WHAT IS EXPECTED » In the material below, find all lines with the string "data" and copy them.
━━━ ENTRIES SHOWN ━━━
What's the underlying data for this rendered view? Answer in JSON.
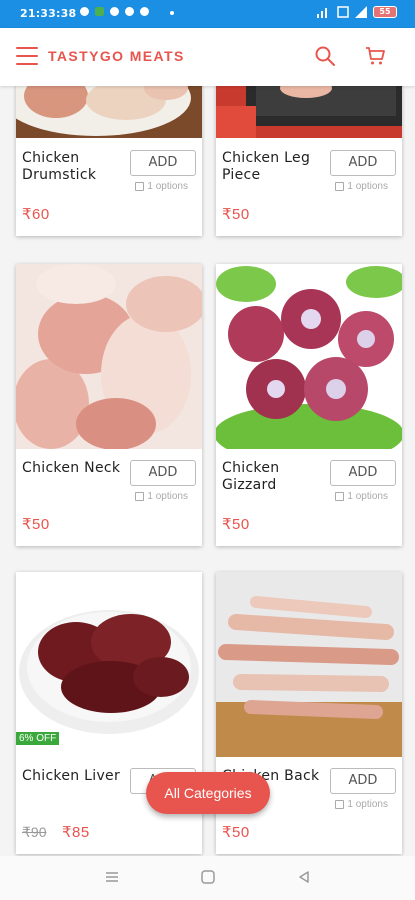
{
  "status": {
    "time": "21:33:38",
    "battery": "55"
  },
  "header": {
    "brand": "TASTYGO MEATS"
  },
  "products": [
    {
      "name": "Chicken Drumstick",
      "add_label": "ADD",
      "options": "1 options",
      "price": "₹60"
    },
    {
      "name": "Chicken Leg Piece",
      "add_label": "ADD",
      "options": "1 options",
      "price": "₹50"
    },
    {
      "name": "Chicken Neck",
      "add_label": "ADD",
      "options": "1 options",
      "price": "₹50"
    },
    {
      "name": "Chicken Gizzard",
      "add_label": "ADD",
      "options": "1 options",
      "price": "₹50"
    },
    {
      "name": "Chicken Liver",
      "add_label": "ADD",
      "options": "",
      "price": "₹85",
      "old_price": "₹90",
      "discount": "6% OFF"
    },
    {
      "name": "Chicken Back Bone",
      "add_label": "ADD",
      "options": "1 options",
      "price": "₹50"
    }
  ],
  "fab": {
    "label": "All Categories"
  },
  "colors": {
    "brand": "#e8554e",
    "statusbar": "#1a8fe3",
    "discount": "#3aa83a"
  },
  "icons": {
    "menu": "hamburger-icon",
    "search": "search-icon",
    "cart": "cart-icon"
  }
}
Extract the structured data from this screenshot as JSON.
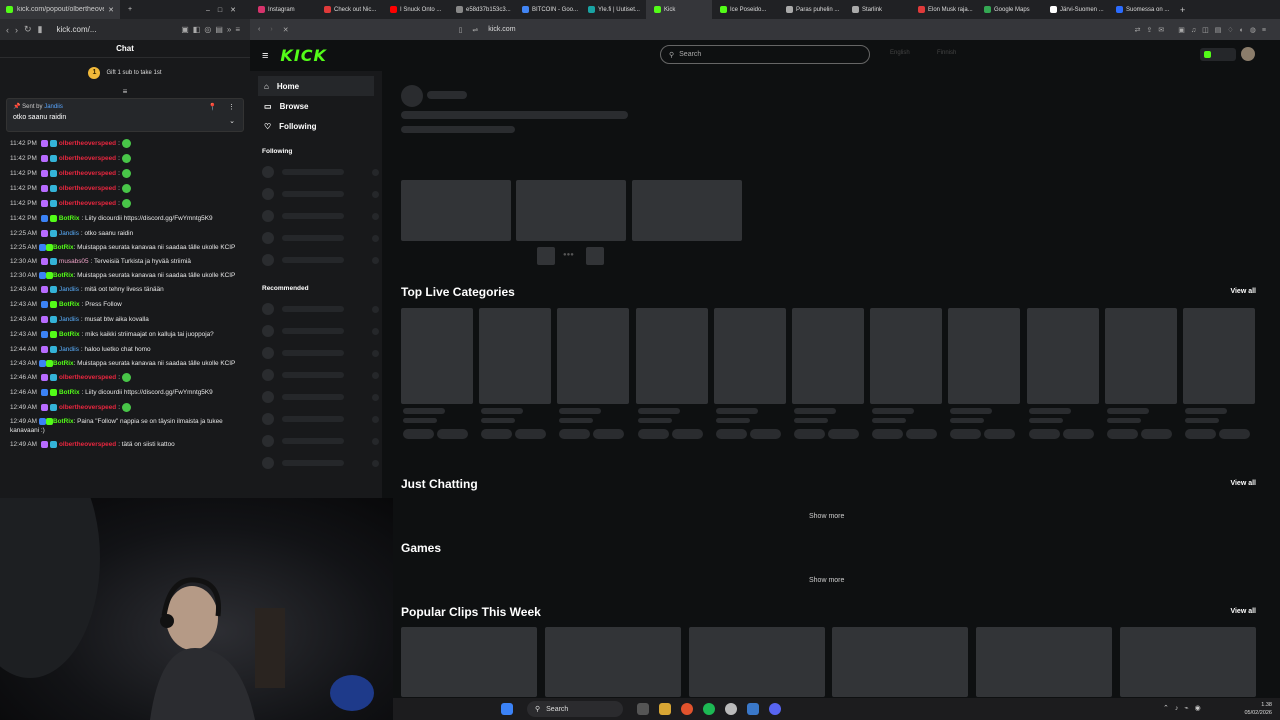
{
  "chat_window": {
    "tab_title": "kick.com/popout/olbertheovers...",
    "url": "kick.com/...",
    "title": "Chat",
    "gift_text": "Gift 1 sub to take 1st",
    "pinned": {
      "by_label": "Sent by",
      "by_user": "Jandiis",
      "message": "otko saanu raidin"
    },
    "messages": [
      {
        "time": "11:42 PM",
        "user": "olbertheoverspeed",
        "user_color": "red",
        "text": ":",
        "emote": true
      },
      {
        "time": "11:42 PM",
        "user": "olbertheoverspeed",
        "user_color": "red",
        "text": ":",
        "emote": true
      },
      {
        "time": "11:42 PM",
        "user": "olbertheoverspeed",
        "user_color": "red",
        "text": ":",
        "emote": true
      },
      {
        "time": "11:42 PM",
        "user": "olbertheoverspeed",
        "user_color": "red",
        "text": ":",
        "emote": true
      },
      {
        "time": "11:42 PM",
        "user": "olbertheoverspeed",
        "user_color": "red",
        "text": ":",
        "emote": true
      },
      {
        "time": "11:42 PM",
        "user": "BotRix",
        "user_color": "green",
        "text": ": Liity dicourdii https://discord.gg/FwYmntg5K9"
      },
      {
        "time": "12:25 AM",
        "user": "Jandiis",
        "user_color": "blue",
        "text": ": otko saanu raidin"
      },
      {
        "time": "12:25 AM",
        "user": "BotRix",
        "user_color": "green",
        "text": ": Muistappa seurata kanavaa nii saadaa tälle ukolle KCIP",
        "wrap": true
      },
      {
        "time": "12:30 AM",
        "user": "musabs05",
        "user_color": "pink",
        "text": ": Terveisiä Turkista ja hyvää striimiä"
      },
      {
        "time": "12:30 AM",
        "user": "BotRix",
        "user_color": "green",
        "text": ": Muistappa seurata kanavaa nii saadaa tälle ukolle KCIP",
        "wrap": true
      },
      {
        "time": "12:43 AM",
        "user": "Jandiis",
        "user_color": "blue",
        "text": ": mitä oot tehny livess tänään"
      },
      {
        "time": "12:43 AM",
        "user": "BotRix",
        "user_color": "green",
        "text": ": Press Follow"
      },
      {
        "time": "12:43 AM",
        "user": "Jandiis",
        "user_color": "blue",
        "text": ": musat btw aika kovalla"
      },
      {
        "time": "12:43 AM",
        "user": "BotRix",
        "user_color": "green",
        "text": ": miks kaikki striimaajat on kalluja tai juoppoja?"
      },
      {
        "time": "12:44 AM",
        "user": "Jandiis",
        "user_color": "blue",
        "text": ": haloo luetko chat homo"
      },
      {
        "time": "12:43 AM",
        "user": "BotRix",
        "user_color": "green",
        "text": ": Muistappa seurata kanavaa nii saadaa tälle ukolle KCIP",
        "wrap": true
      },
      {
        "time": "12:46 AM",
        "user": "olbertheoverspeed",
        "user_color": "red",
        "text": ":",
        "emote": true
      },
      {
        "time": "12:46 AM",
        "user": "BotRix",
        "user_color": "green",
        "text": ": Liity dicourdii https://discord.gg/FwYmntg5K9"
      },
      {
        "time": "12:49 AM",
        "user": "olbertheoverspeed",
        "user_color": "red",
        "text": ":",
        "emote": true
      },
      {
        "time": "12:49 AM",
        "user": "BotRix",
        "user_color": "green",
        "text": ": Paina \"Follow\" nappia se on täysin ilmaista ja tukee kanavaani :)",
        "wrap": true
      },
      {
        "time": "12:49 AM",
        "user": "olbertheoverspeed",
        "user_color": "red",
        "text": ": tätä on siisti kattoo"
      }
    ]
  },
  "browser": {
    "tabs": [
      {
        "label": "Instagram",
        "color": "#d6336c"
      },
      {
        "label": "Check out Nic...",
        "color": "#e03a3a"
      },
      {
        "label": "I Snuck Onto ...",
        "color": "#ff0000"
      },
      {
        "label": "e58d37b153c3...",
        "color": "#888888"
      },
      {
        "label": "BITCOIN - Goo...",
        "color": "#4285f4"
      },
      {
        "label": "Yle.fi | Uutiset...",
        "color": "#19a3a3"
      },
      {
        "label": "Kick",
        "color": "#53fc18",
        "active": true
      },
      {
        "label": "Ice Poseido...",
        "color": "#53fc18"
      },
      {
        "label": "Paras puhelin ...",
        "color": "#aaaaaa"
      },
      {
        "label": "Starlink",
        "color": "#aaaaaa"
      },
      {
        "label": "Elon Musk raja...",
        "color": "#e03a3a"
      },
      {
        "label": "Google Maps",
        "color": "#34a853"
      },
      {
        "label": "Järvi-Suomen ...",
        "color": "#ffffff"
      },
      {
        "label": "Suomessa on ...",
        "color": "#2b6cff"
      }
    ],
    "url": "kick.com"
  },
  "site": {
    "logo": "KICK",
    "search_placeholder": "Search",
    "lang1": "English",
    "lang2": "Finnish",
    "nav": {
      "home": "Home",
      "browse": "Browse",
      "following": "Following"
    },
    "following_heading": "Following",
    "recommended_heading": "Recommended",
    "sections": {
      "top_live": "Top Live Categories",
      "just_chatting": "Just Chatting",
      "games": "Games",
      "clips": "Popular Clips This Week",
      "view_all": "View all",
      "show_more": "Show more"
    }
  },
  "taskbar": {
    "search_label": "Search",
    "time": "1.38",
    "date": "05/02/2026"
  }
}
━━━
TASK SOLUTION »
What's the underlying data for this rendered view? Answer in JSON.
Extract the structured data from this screenshot as JSON.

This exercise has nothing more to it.